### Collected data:
* Start *
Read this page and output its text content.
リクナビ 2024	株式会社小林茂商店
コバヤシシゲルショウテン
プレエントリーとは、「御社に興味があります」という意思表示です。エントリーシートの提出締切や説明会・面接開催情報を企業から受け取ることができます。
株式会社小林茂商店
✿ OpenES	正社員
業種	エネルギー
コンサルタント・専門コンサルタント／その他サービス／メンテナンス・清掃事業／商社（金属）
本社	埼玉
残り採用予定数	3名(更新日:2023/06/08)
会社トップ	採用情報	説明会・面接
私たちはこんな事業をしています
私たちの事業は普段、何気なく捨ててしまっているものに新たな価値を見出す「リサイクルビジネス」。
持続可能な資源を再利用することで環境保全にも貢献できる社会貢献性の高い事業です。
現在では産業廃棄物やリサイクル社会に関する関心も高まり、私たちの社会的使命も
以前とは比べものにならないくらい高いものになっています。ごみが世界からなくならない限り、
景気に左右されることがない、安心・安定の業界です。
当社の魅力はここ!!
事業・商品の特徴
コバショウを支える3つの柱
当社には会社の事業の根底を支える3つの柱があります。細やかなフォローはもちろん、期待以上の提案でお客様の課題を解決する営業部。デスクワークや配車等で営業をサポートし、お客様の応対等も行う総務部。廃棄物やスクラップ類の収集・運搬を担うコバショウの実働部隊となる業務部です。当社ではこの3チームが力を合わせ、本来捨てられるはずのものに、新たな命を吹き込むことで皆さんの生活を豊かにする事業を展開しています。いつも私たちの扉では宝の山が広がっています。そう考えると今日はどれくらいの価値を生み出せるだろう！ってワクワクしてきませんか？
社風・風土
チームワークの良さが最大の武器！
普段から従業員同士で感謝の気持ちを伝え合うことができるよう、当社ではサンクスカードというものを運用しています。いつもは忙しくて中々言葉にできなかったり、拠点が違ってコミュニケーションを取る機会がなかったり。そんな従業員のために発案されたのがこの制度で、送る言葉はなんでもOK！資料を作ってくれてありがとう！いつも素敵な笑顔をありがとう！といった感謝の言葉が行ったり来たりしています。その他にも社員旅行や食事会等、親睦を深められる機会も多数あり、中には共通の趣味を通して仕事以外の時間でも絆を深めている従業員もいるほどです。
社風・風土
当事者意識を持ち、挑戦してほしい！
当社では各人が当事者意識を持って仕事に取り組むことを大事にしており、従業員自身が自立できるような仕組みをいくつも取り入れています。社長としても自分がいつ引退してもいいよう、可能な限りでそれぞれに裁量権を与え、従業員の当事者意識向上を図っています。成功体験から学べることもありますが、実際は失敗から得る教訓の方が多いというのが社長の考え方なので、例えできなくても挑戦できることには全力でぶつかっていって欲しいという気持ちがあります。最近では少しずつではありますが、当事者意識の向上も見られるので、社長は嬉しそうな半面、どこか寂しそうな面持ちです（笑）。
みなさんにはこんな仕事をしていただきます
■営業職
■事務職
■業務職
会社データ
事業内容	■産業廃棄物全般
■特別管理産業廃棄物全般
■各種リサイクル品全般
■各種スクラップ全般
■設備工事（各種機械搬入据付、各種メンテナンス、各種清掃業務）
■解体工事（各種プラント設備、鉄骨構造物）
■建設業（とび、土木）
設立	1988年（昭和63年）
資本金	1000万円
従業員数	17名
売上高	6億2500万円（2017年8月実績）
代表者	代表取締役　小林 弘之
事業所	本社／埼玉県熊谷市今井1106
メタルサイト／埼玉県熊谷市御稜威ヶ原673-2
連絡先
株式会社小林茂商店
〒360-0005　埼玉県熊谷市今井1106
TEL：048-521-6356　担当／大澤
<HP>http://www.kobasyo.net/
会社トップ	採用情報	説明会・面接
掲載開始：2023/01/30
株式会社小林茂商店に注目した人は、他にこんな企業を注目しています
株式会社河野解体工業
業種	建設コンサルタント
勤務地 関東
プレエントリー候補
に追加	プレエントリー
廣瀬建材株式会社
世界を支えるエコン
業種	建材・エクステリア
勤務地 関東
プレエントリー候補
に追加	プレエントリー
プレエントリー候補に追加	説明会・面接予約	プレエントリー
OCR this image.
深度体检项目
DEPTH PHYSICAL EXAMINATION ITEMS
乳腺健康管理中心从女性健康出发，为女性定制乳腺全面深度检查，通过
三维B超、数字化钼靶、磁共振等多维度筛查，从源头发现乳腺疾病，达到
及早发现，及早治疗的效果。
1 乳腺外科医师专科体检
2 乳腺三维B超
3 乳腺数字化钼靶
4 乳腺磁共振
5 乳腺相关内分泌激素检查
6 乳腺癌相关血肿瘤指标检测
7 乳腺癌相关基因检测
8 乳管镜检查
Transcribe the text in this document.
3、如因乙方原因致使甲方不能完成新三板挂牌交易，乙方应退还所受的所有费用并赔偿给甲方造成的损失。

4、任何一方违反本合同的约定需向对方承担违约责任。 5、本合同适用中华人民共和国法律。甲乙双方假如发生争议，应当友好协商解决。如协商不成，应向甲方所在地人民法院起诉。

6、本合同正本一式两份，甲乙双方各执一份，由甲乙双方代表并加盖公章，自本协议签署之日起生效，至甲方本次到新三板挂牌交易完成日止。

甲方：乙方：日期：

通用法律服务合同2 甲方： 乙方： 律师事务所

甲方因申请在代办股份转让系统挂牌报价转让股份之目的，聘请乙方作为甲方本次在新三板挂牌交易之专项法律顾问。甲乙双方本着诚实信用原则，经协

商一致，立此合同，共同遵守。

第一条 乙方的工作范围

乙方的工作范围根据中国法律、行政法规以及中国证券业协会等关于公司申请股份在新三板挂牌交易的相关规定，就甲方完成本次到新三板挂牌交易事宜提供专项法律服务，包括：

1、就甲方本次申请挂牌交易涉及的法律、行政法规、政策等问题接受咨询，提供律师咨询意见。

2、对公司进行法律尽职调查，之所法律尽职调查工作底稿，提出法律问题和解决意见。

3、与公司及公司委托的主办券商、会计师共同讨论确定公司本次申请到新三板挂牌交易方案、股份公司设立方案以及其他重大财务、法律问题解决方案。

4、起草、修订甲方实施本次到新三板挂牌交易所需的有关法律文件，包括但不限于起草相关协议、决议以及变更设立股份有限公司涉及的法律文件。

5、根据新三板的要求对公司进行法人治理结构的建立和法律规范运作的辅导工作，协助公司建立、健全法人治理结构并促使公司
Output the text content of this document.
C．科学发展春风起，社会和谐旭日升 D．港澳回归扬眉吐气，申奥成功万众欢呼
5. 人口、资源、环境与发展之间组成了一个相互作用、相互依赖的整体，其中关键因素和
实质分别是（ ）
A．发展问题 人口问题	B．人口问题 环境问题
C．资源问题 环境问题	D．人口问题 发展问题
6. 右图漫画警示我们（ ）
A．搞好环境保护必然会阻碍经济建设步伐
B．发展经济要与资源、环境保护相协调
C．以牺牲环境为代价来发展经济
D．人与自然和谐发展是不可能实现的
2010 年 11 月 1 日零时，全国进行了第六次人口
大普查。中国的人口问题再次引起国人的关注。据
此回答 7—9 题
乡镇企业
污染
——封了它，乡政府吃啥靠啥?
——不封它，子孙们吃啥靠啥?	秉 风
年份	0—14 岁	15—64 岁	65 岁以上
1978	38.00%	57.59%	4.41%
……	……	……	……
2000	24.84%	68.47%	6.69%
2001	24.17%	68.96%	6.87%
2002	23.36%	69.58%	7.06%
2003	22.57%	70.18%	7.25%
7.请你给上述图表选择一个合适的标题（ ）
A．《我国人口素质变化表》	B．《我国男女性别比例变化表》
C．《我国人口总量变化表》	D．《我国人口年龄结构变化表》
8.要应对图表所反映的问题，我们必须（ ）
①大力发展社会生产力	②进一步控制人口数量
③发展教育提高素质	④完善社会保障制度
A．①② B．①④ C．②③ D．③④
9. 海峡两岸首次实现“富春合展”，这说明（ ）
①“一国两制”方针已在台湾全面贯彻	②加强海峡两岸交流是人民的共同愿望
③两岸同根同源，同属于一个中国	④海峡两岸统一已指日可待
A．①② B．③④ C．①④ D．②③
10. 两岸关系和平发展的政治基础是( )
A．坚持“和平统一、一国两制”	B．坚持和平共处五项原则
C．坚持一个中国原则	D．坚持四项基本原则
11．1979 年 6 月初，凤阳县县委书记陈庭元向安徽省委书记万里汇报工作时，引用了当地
* End *
### Objective:
Using the listing above, gather each line that holds the string "一国两制" and copy it.

### Solution below:
①“一国两制”方针已在台湾全面贯彻	②加强海峡两岸交流是人民的共同愿望
A．坚持“和平统一、一国两制”	B．坚持和平共处五项原则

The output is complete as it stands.